> [TO DO]:
How many lines in this data contain the string "Loans"? Reply with the number only.

━━━ RAW DATA

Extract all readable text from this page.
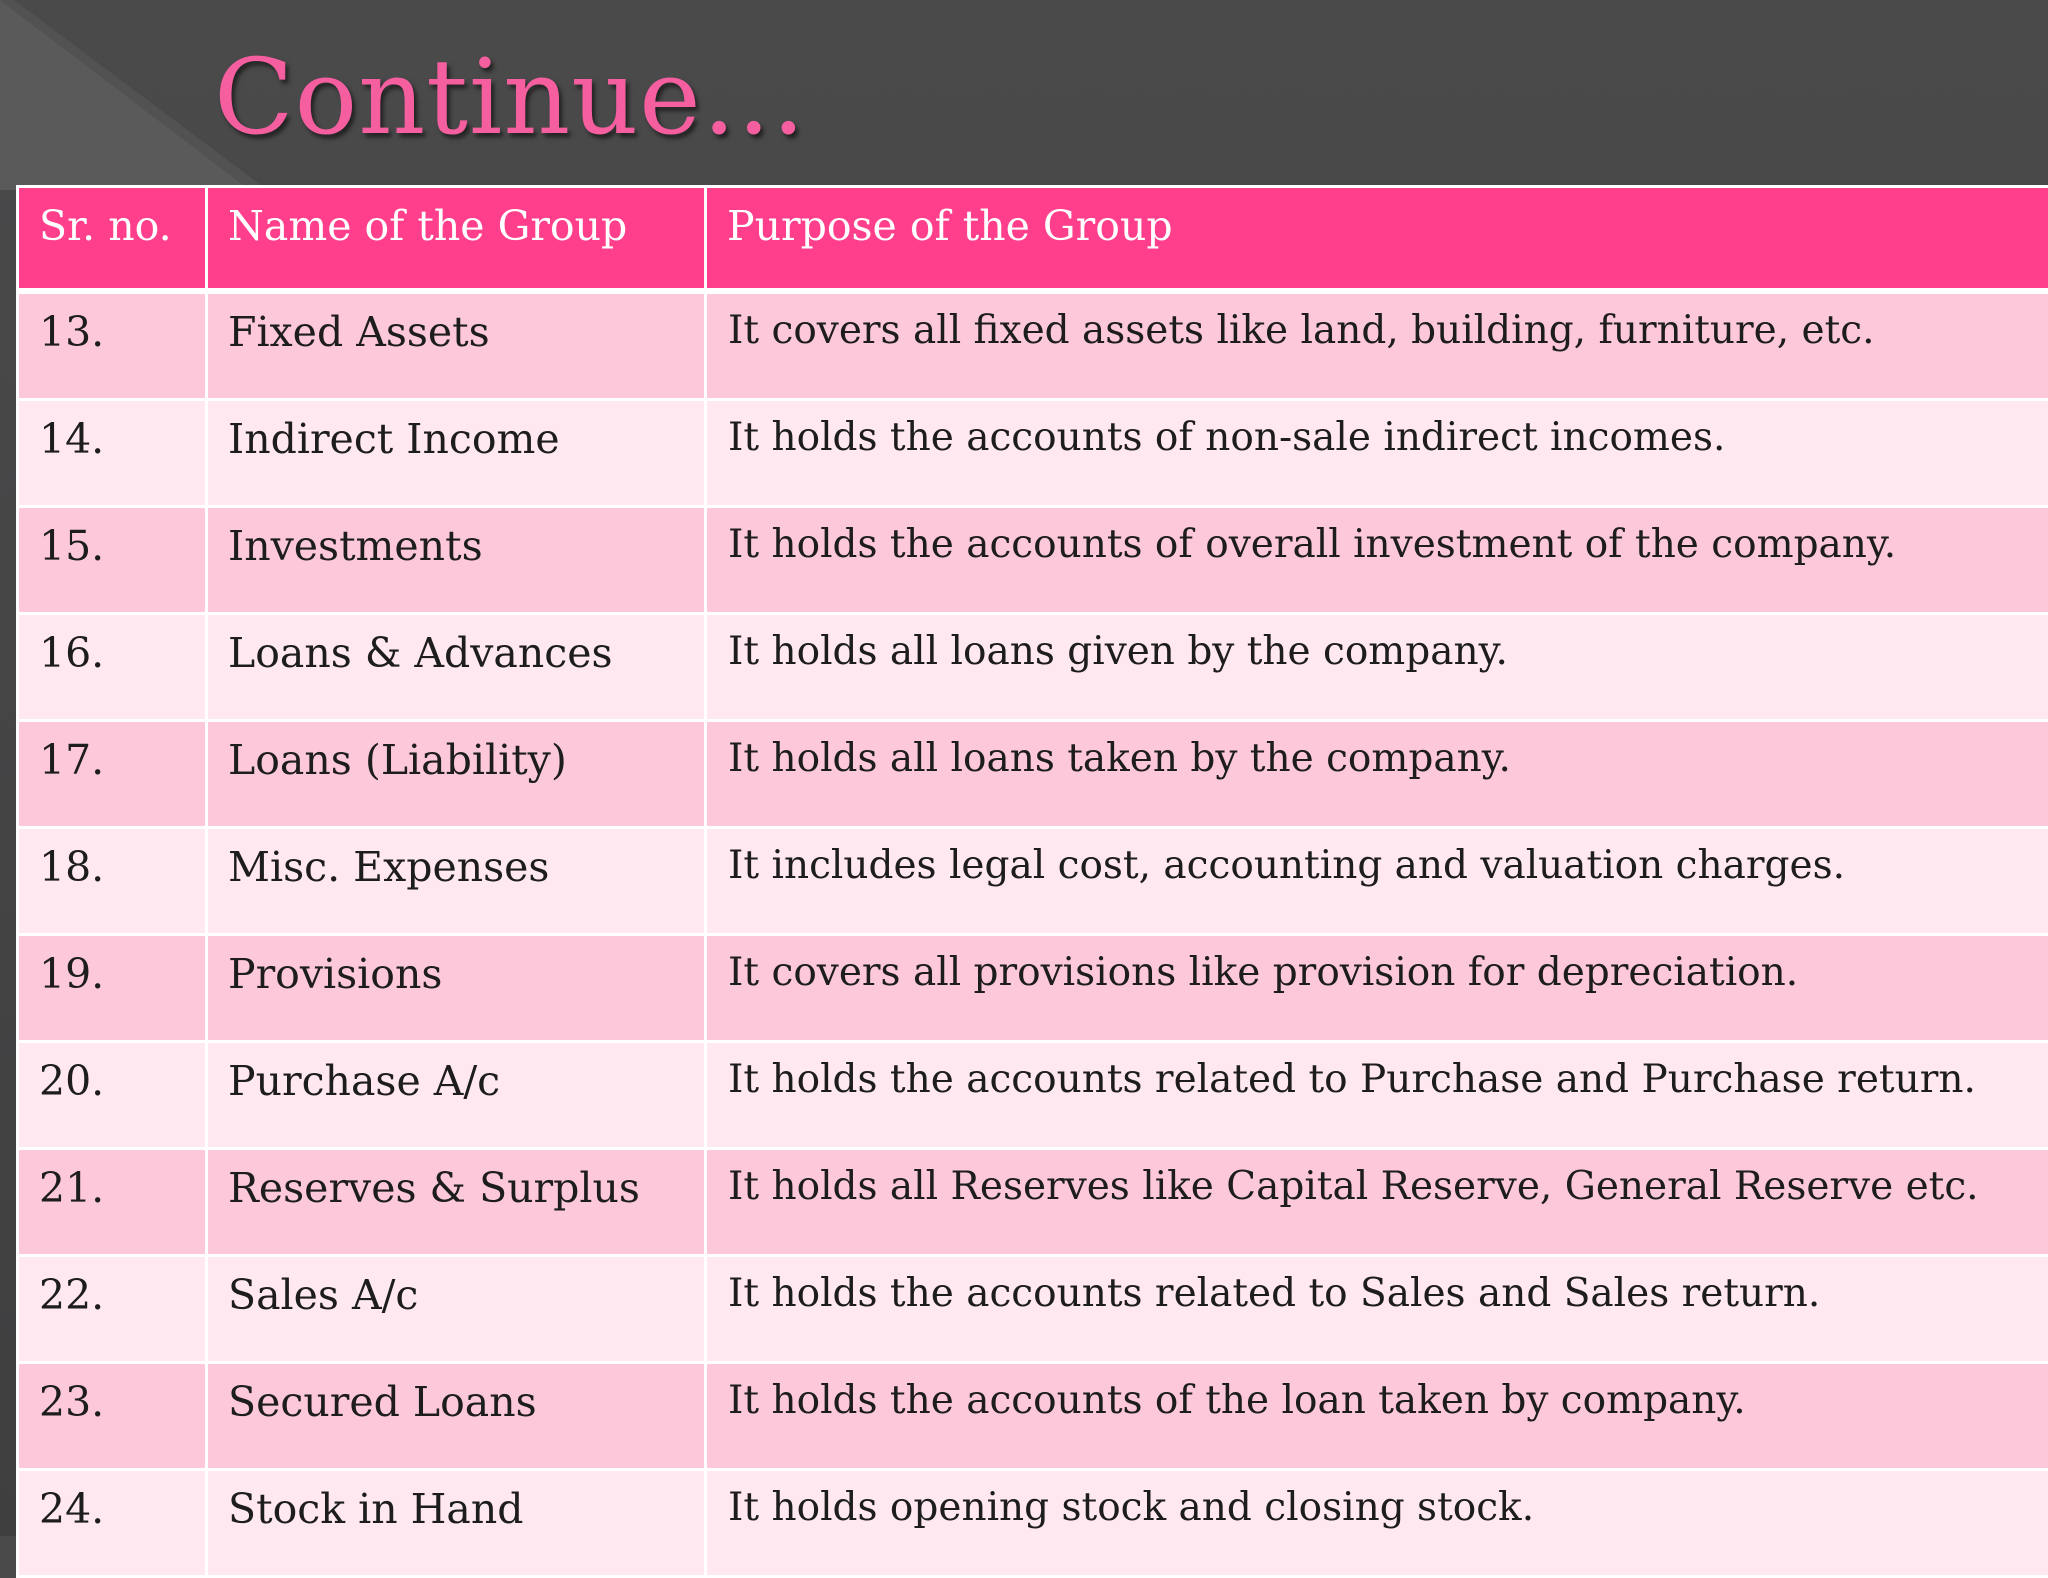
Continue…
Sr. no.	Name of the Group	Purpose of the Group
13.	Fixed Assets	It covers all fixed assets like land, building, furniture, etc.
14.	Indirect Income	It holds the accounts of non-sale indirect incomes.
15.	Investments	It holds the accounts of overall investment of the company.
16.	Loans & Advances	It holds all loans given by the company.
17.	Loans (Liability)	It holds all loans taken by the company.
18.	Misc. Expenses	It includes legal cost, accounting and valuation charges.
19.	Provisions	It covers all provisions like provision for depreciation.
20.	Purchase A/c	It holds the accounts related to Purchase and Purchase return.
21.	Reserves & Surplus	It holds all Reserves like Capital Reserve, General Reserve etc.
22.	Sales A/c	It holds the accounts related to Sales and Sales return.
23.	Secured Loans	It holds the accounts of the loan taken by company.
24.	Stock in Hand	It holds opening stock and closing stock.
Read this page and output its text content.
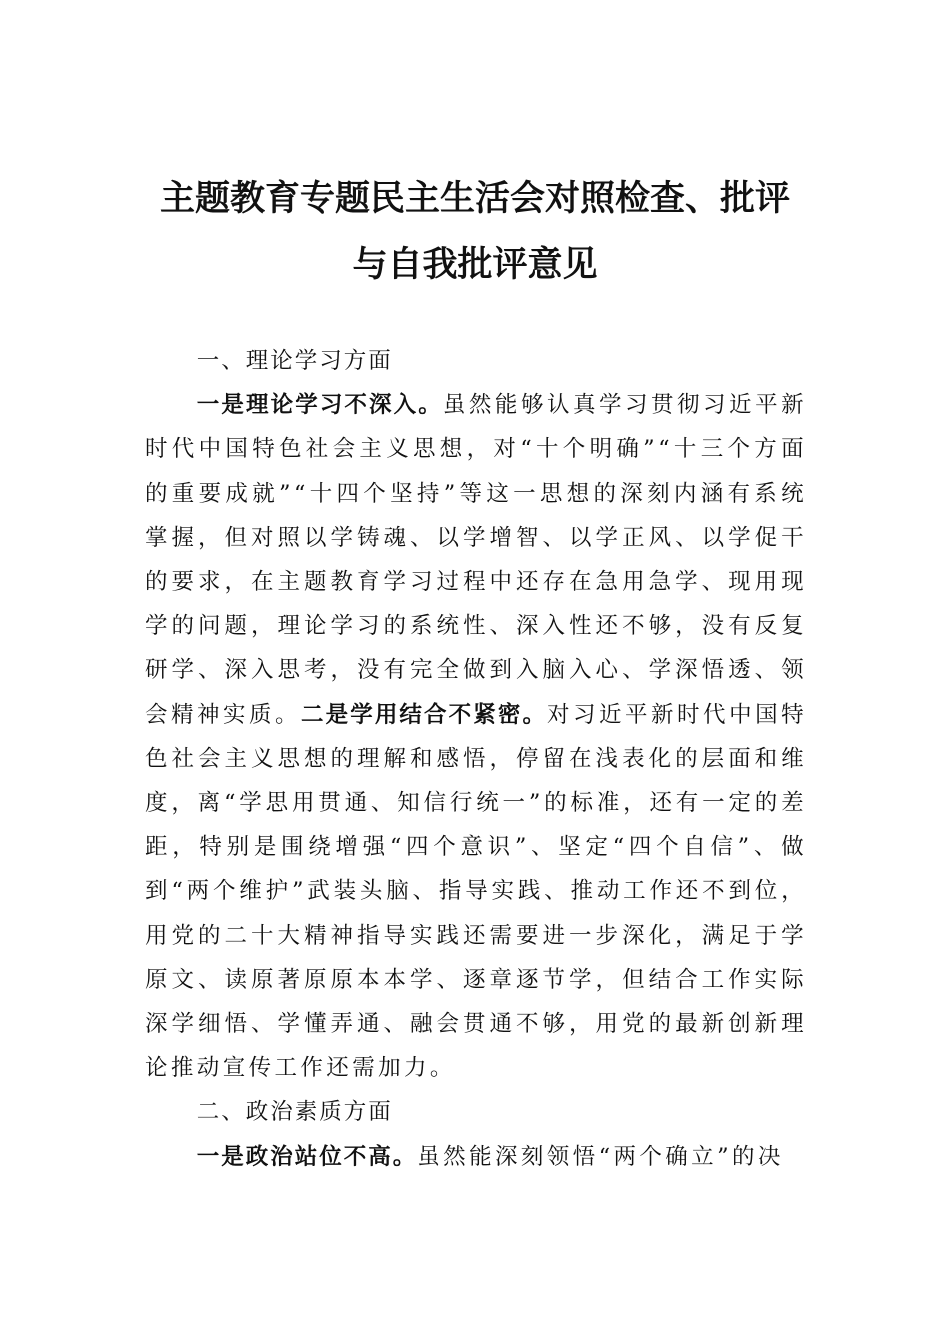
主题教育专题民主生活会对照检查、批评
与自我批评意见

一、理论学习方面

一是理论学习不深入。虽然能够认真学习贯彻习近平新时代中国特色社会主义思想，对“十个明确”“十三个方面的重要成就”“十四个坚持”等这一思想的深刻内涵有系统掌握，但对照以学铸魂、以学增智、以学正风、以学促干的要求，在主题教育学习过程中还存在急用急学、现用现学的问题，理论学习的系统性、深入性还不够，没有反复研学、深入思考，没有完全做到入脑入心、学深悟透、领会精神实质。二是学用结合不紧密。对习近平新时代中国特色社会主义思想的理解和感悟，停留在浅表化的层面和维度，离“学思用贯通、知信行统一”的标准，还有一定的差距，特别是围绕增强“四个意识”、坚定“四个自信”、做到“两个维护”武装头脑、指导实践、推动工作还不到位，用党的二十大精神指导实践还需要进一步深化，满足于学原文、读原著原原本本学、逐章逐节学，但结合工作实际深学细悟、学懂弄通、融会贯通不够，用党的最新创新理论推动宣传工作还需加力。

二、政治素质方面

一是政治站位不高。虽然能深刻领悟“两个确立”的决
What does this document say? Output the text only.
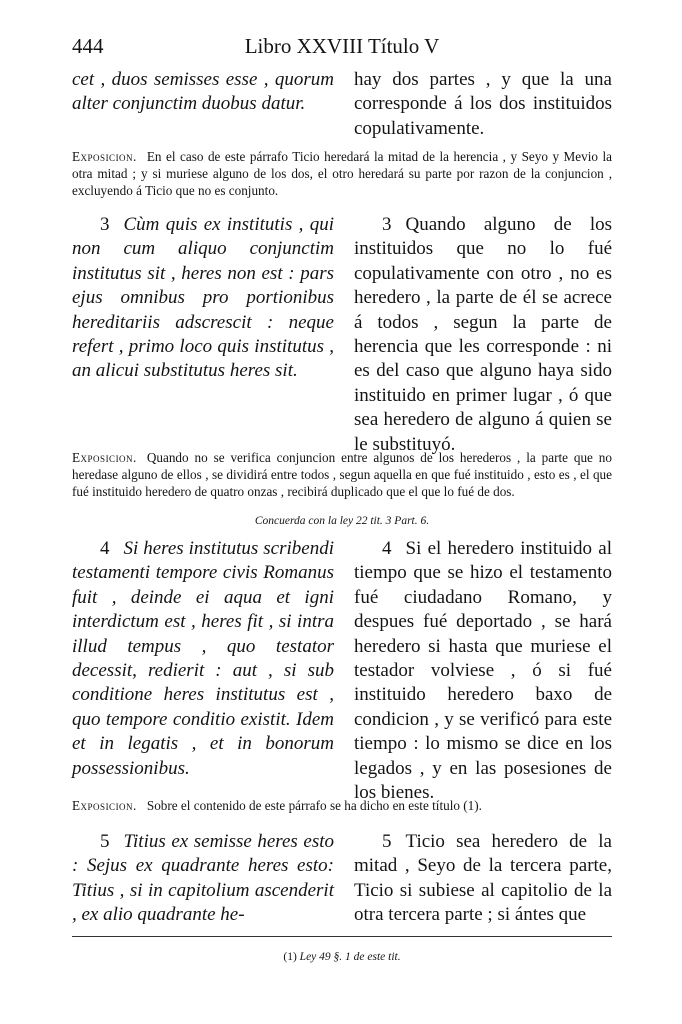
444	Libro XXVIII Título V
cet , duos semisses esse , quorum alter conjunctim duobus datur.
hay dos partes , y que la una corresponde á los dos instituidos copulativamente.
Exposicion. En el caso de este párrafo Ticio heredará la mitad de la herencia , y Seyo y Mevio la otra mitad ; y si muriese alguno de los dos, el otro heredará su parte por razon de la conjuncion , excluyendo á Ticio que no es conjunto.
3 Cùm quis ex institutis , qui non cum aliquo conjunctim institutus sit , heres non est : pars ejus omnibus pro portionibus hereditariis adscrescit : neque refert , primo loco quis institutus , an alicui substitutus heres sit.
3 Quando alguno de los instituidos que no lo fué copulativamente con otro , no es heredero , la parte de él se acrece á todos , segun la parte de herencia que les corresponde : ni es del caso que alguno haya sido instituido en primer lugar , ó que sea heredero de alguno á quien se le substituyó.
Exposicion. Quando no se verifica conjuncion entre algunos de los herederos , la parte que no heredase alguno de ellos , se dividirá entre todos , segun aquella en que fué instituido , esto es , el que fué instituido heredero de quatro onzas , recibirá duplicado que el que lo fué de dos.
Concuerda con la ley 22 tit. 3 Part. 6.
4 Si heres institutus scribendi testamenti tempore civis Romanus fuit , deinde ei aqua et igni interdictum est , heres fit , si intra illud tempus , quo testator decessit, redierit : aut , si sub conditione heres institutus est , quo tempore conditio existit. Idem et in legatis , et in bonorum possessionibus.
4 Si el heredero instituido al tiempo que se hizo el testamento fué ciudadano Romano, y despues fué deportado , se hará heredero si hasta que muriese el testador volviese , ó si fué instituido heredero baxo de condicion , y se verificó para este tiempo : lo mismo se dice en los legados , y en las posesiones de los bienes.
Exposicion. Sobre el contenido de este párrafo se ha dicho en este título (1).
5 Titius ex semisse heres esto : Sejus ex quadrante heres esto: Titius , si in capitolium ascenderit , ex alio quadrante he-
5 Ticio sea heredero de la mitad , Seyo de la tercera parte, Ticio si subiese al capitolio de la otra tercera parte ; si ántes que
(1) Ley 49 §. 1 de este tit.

━━━━━━

> [EXERCISE OUTPUT]:
3